EXERCISE DESCRIPTION ->
Give the listing below again in full, exactly as written.

## begin ENTRIES

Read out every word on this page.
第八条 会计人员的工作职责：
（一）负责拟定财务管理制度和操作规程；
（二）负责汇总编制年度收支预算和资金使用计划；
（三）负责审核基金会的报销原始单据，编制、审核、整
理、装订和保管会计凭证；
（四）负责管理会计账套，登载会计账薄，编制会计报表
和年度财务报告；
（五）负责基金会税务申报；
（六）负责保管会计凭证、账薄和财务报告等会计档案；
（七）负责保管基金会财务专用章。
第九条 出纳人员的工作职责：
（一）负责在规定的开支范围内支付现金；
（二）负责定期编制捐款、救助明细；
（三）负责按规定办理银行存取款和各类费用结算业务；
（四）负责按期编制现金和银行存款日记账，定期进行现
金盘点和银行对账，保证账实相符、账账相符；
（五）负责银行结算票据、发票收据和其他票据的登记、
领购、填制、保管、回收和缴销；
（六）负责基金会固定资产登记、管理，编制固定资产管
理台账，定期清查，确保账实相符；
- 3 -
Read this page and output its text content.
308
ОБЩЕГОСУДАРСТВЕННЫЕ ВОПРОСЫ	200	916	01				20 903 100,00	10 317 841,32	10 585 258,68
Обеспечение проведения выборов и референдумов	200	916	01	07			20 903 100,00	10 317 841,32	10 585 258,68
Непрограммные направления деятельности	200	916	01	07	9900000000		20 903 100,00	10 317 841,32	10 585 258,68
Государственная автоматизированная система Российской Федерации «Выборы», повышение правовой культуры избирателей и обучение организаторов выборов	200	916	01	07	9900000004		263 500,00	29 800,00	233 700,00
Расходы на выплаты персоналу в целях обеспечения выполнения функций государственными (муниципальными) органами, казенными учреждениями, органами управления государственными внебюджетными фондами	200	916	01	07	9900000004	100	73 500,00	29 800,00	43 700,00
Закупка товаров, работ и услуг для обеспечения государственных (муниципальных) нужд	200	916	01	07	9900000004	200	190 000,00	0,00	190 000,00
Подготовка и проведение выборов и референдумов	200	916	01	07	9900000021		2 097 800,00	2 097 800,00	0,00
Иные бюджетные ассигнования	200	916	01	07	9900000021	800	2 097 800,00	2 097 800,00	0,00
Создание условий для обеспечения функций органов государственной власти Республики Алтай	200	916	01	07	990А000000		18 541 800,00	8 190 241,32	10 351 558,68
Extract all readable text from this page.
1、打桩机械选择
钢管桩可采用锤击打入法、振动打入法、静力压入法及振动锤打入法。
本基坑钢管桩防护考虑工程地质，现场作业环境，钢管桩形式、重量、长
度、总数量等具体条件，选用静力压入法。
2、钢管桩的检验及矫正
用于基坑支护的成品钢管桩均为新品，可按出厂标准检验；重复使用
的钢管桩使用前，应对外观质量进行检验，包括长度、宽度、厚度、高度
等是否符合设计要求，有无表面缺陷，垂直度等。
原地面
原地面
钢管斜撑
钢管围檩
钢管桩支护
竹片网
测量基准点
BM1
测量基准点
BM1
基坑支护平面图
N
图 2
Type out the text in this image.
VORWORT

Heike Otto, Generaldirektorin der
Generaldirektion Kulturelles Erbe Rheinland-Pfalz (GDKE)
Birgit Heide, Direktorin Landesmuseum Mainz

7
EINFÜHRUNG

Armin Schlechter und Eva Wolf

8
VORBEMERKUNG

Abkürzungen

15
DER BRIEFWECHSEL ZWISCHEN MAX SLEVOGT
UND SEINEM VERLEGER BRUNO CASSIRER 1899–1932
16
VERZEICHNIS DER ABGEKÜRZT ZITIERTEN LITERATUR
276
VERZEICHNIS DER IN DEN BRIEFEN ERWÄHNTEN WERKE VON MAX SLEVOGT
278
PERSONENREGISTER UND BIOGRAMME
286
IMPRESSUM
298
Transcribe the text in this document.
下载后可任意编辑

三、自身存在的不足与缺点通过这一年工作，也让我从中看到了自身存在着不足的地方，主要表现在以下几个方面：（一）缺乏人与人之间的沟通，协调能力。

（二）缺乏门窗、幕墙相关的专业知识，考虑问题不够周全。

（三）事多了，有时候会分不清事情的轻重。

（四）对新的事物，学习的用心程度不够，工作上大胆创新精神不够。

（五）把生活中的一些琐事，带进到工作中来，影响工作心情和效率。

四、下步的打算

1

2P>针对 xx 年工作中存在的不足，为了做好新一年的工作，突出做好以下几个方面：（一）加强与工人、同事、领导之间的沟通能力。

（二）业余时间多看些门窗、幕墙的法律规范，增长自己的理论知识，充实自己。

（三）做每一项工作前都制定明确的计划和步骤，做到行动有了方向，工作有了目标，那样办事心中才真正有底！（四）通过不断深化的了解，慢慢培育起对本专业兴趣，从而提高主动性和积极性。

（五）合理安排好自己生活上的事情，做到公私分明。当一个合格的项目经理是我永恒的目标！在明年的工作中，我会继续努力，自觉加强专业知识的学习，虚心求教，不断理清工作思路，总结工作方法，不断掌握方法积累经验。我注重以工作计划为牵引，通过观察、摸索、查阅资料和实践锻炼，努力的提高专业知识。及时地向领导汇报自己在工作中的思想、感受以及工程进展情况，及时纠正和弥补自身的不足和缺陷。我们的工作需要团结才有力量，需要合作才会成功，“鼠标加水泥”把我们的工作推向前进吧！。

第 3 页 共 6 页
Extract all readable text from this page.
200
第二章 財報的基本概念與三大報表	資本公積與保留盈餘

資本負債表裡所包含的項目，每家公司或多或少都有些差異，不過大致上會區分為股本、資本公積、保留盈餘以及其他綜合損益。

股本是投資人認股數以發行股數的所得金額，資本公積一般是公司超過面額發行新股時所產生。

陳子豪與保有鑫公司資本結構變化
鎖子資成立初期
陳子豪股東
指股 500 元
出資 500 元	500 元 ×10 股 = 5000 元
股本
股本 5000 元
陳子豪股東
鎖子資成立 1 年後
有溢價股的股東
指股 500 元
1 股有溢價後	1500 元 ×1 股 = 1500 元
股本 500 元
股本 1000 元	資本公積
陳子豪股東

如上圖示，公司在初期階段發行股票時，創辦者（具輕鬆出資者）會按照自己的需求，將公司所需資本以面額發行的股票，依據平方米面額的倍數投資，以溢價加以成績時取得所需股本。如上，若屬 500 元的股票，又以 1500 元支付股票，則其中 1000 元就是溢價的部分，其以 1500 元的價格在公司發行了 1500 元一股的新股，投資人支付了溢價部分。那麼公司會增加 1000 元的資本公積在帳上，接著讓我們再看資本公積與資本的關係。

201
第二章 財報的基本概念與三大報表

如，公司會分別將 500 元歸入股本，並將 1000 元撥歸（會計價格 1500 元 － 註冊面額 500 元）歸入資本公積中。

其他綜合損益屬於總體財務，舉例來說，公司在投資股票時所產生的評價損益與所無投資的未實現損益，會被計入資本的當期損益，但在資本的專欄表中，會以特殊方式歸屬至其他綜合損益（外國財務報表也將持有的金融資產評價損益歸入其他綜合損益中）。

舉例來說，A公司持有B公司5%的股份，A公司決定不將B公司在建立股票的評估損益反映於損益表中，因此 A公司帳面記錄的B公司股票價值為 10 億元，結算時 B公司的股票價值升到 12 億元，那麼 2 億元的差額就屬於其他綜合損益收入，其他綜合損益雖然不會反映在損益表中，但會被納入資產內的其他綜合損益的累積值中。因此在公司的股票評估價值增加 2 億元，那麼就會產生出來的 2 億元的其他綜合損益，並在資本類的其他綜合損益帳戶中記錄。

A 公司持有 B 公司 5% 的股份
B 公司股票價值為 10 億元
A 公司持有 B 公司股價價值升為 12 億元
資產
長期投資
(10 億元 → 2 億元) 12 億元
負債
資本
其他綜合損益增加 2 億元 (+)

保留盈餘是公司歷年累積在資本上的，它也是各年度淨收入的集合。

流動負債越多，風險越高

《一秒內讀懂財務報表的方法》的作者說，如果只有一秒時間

## end ENTRIES

COMPLETED EXERCISE ->
Read out every word on this page.
第八条 会计人员的工作职责：
（一）负责拟定财务管理制度和操作规程；
（二）负责汇总编制年度收支预算和资金使用计划；
（三）负责审核基金会的报销原始单据，编制、审核、整
理、装订和保管会计凭证；
（四）负责管理会计账套，登载会计账薄，编制会计报表
和年度财务报告；
（五）负责基金会税务申报；
（六）负责保管会计凭证、账薄和财务报告等会计档案；
（七）负责保管基金会财务专用章。
第九条 出纳人员的工作职责：
（一）负责在规定的开支范围内支付现金；
（二）负责定期编制捐款、救助明细；
（三）负责按规定办理银行存取款和各类费用结算业务；
（四）负责按期编制现金和银行存款日记账，定期进行现
金盘点和银行对账，保证账实相符、账账相符；
（五）负责银行结算票据、发票收据和其他票据的登记、
领购、填制、保管、回收和缴销；
（六）负责基金会固定资产登记、管理，编制固定资产管
理台账，定期清查，确保账实相符；
- 3 -
Read this page and output its text content.
308
ОБЩЕГОСУДАРСТВЕННЫЕ ВОПРОСЫ	200	916	01				20 903 100,00	10 317 841,32	10 585 258,68
Обеспечение проведения выборов и референдумов	200	916	01	07			20 903 100,00	10 317 841,32	10 585 258,68
Непрограммные направления деятельности	200	916	01	07	9900000000		20 903 100,00	10 317 841,32	10 585 258,68
Государственная автоматизированная система Российской Федерации «Выборы», повышение правовой культуры избирателей и обучение организаторов выборов	200	916	01	07	9900000004		263 500,00	29 800,00	233 700,00
Расходы на выплаты персоналу в целях обеспечения выполнения функций государственными (муниципальными) органами, казенными учреждениями, органами управления государственными внебюджетными фондами	200	916	01	07	9900000004	100	73 500,00	29 800,00	43 700,00
Закупка товаров, работ и услуг для обеспечения государственных (муниципальных) нужд	200	916	01	07	9900000004	200	190 000,00	0,00	190 000,00
Подготовка и проведение выборов и референдумов	200	916	01	07	9900000021		2 097 800,00	2 097 800,00	0,00
Иные бюджетные ассигнования	200	916	01	07	9900000021	800	2 097 800,00	2 097 800,00	0,00
Создание условий для обеспечения функций органов государственной власти Республики Алтай	200	916	01	07	990А000000		18 541 800,00	8 190 241,32	10 351 558,68
Extract all readable text from this page.
1、打桩机械选择
钢管桩可采用锤击打入法、振动打入法、静力压入法及振动锤打入法。
本基坑钢管桩防护考虑工程地质，现场作业环境，钢管桩形式、重量、长
度、总数量等具体条件，选用静力压入法。
2、钢管桩的检验及矫正
用于基坑支护的成品钢管桩均为新品，可按出厂标准检验；重复使用
的钢管桩使用前，应对外观质量进行检验，包括长度、宽度、厚度、高度
等是否符合设计要求，有无表面缺陷，垂直度等。
原地面
原地面
钢管斜撑
钢管围檩
钢管桩支护
竹片网
测量基准点
BM1
测量基准点
BM1
基坑支护平面图
N
图 2
Type out the text in this image.
VORWORT

Heike Otto, Generaldirektorin der
Generaldirektion Kulturelles Erbe Rheinland-Pfalz (GDKE)
Birgit Heide, Direktorin Landesmuseum Mainz

7
EINFÜHRUNG

Armin Schlechter und Eva Wolf

8
VORBEMERKUNG

Abkürzungen

15
DER BRIEFWECHSEL ZWISCHEN MAX SLEVOGT
UND SEINEM VERLEGER BRUNO CASSIRER 1899–1932
16
VERZEICHNIS DER ABGEKÜRZT ZITIERTEN LITERATUR
276
VERZEICHNIS DER IN DEN BRIEFEN ERWÄHNTEN WERKE VON MAX SLEVOGT
278
PERSONENREGISTER UND BIOGRAMME
286
IMPRESSUM
298
Transcribe the text in this document.
下载后可任意编辑

三、自身存在的不足与缺点通过这一年工作，也让我从中看到了自身存在着不足的地方，主要表现在以下几个方面：（一）缺乏人与人之间的沟通，协调能力。

（二）缺乏门窗、幕墙相关的专业知识，考虑问题不够周全。

（三）事多了，有时候会分不清事情的轻重。

（四）对新的事物，学习的用心程度不够，工作上大胆创新精神不够。

（五）把生活中的一些琐事，带进到工作中来，影响工作心情和效率。

四、下步的打算

1

2P>针对 xx 年工作中存在的不足，为了做好新一年的工作，突出做好以下几个方面：（一）加强与工人、同事、领导之间的沟通能力。

（二）业余时间多看些门窗、幕墙的法律规范，增长自己的理论知识，充实自己。

（三）做每一项工作前都制定明确的计划和步骤，做到行动有了方向，工作有了目标，那样办事心中才真正有底！（四）通过不断深化的了解，慢慢培育起对本专业兴趣，从而提高主动性和积极性。

（五）合理安排好自己生活上的事情，做到公私分明。当一个合格的项目经理是我永恒的目标！在明年的工作中，我会继续努力，自觉加强专业知识的学习，虚心求教，不断理清工作思路，总结工作方法，不断掌握方法积累经验。我注重以工作计划为牵引，通过观察、摸索、查阅资料和实践锻炼，努力的提高专业知识。及时地向领导汇报自己在工作中的思想、感受以及工程进展情况，及时纠正和弥补自身的不足和缺陷。我们的工作需要团结才有力量，需要合作才会成功，“鼠标加水泥”把我们的工作推向前进吧！。

第 3 页 共 6 页
Extract all readable text from this page.
200
第二章 財報的基本概念與三大報表	資本公積與保留盈餘

資本負債表裡所包含的項目，每家公司或多或少都有些差異，不過大致上會區分為股本、資本公積、保留盈餘以及其他綜合損益。

股本是投資人認股數以發行股數的所得金額，資本公積一般是公司超過面額發行新股時所產生。

陳子豪與保有鑫公司資本結構變化
鎖子資成立初期
陳子豪股東
指股 500 元
出資 500 元	500 元 ×10 股 = 5000 元
股本
股本 5000 元
陳子豪股東
鎖子資成立 1 年後
有溢價股的股東
指股 500 元
1 股有溢價後	1500 元 ×1 股 = 1500 元
股本 500 元
股本 1000 元	資本公積
陳子豪股東

如上圖示，公司在初期階段發行股票時，創辦者（具輕鬆出資者）會按照自己的需求，將公司所需資本以面額發行的股票，依據平方米面額的倍數投資，以溢價加以成績時取得所需股本。如上，若屬 500 元的股票，又以 1500 元支付股票，則其中 1000 元就是溢價的部分，其以 1500 元的價格在公司發行了 1500 元一股的新股，投資人支付了溢價部分。那麼公司會增加 1000 元的資本公積在帳上，接著讓我們再看資本公積與資本的關係。

201
第二章 財報的基本概念與三大報表

如，公司會分別將 500 元歸入股本，並將 1000 元撥歸（會計價格 1500 元 － 註冊面額 500 元）歸入資本公積中。

其他綜合損益屬於總體財務，舉例來說，公司在投資股票時所產生的評價損益與所無投資的未實現損益，會被計入資本的當期損益，但在資本的專欄表中，會以特殊方式歸屬至其他綜合損益（外國財務報表也將持有的金融資產評價損益歸入其他綜合損益中）。

舉例來說，A公司持有B公司5%的股份，A公司決定不將B公司在建立股票的評估損益反映於損益表中，因此 A公司帳面記錄的B公司股票價值為 10 億元，結算時 B公司的股票價值升到 12 億元，那麼 2 億元的差額就屬於其他綜合損益收入，其他綜合損益雖然不會反映在損益表中，但會被納入資產內的其他綜合損益的累積值中。因此在公司的股票評估價值增加 2 億元，那麼就會產生出來的 2 億元的其他綜合損益，並在資本類的其他綜合損益帳戶中記錄。

A 公司持有 B 公司 5% 的股份
B 公司股票價值為 10 億元
A 公司持有 B 公司股價價值升為 12 億元
資產
長期投資
(10 億元 → 2 億元) 12 億元
負債
資本
其他綜合損益增加 2 億元 (+)

保留盈餘是公司歷年累積在資本上的，它也是各年度淨收入的集合。

流動負債越多，風險越高

《一秒內讀懂財務報表的方法》的作者說，如果只有一秒時間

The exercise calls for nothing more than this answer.